EXERCISE TASK: Your answer should be one number: how many lines of the data include the string "source"?

(Figure record listings)
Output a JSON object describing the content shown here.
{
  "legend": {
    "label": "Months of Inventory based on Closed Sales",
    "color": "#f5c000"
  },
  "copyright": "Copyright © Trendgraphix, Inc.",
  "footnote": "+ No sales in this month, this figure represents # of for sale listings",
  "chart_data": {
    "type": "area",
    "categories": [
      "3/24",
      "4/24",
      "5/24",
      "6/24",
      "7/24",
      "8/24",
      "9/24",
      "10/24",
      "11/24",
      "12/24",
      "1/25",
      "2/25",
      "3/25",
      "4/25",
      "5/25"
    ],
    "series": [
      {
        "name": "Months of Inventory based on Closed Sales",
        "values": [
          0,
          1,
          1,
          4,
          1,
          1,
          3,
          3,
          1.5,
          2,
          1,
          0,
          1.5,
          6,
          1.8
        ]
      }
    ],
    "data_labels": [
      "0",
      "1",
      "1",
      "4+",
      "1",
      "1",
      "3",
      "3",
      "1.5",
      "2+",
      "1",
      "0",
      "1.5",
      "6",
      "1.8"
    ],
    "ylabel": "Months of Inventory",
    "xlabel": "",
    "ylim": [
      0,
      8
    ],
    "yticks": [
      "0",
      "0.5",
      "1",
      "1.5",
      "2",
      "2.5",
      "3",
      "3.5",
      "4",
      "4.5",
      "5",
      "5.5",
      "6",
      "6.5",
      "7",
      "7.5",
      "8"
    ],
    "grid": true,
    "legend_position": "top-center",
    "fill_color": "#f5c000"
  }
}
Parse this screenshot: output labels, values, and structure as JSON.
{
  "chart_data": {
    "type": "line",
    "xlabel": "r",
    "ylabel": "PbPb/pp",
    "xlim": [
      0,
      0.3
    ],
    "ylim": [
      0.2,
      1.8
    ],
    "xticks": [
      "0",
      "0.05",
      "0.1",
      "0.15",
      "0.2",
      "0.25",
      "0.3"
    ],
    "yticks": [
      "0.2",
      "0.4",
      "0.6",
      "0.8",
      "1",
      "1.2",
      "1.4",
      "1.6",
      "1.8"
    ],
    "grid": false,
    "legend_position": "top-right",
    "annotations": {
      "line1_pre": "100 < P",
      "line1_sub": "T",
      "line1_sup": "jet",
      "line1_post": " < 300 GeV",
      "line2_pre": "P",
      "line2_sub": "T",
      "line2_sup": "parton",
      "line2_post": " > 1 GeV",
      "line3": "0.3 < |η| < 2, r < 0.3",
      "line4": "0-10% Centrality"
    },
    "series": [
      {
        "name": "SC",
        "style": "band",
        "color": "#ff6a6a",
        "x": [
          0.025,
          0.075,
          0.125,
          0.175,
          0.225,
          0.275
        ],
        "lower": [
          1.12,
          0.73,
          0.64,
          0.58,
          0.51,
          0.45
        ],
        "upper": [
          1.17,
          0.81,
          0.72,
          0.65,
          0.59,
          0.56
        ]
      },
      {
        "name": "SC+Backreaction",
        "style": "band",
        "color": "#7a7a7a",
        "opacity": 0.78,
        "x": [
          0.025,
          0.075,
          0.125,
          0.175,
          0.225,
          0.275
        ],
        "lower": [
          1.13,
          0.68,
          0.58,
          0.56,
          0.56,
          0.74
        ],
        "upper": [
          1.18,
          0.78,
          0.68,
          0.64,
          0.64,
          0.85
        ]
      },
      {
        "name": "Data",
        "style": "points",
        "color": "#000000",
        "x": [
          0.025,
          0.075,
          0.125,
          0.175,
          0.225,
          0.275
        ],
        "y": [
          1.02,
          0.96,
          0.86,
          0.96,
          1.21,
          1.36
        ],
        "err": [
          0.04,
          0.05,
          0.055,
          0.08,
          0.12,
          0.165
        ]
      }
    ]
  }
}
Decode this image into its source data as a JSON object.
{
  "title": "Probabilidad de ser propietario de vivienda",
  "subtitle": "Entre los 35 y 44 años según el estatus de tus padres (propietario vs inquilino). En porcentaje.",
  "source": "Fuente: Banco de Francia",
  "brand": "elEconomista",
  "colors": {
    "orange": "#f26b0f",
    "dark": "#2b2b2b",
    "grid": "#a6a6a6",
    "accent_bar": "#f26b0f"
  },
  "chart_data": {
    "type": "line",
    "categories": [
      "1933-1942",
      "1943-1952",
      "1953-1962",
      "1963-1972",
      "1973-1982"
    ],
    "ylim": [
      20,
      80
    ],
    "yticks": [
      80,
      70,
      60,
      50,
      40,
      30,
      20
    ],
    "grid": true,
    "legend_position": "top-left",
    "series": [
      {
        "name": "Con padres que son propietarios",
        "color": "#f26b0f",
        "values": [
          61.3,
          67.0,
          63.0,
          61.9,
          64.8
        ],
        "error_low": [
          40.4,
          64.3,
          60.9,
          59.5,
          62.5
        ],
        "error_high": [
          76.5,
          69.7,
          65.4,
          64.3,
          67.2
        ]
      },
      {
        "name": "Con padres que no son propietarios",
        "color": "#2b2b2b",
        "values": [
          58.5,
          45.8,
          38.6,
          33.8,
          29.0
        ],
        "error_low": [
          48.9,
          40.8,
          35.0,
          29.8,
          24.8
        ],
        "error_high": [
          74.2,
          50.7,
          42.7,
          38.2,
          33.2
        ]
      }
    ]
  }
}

OUTPUT: 2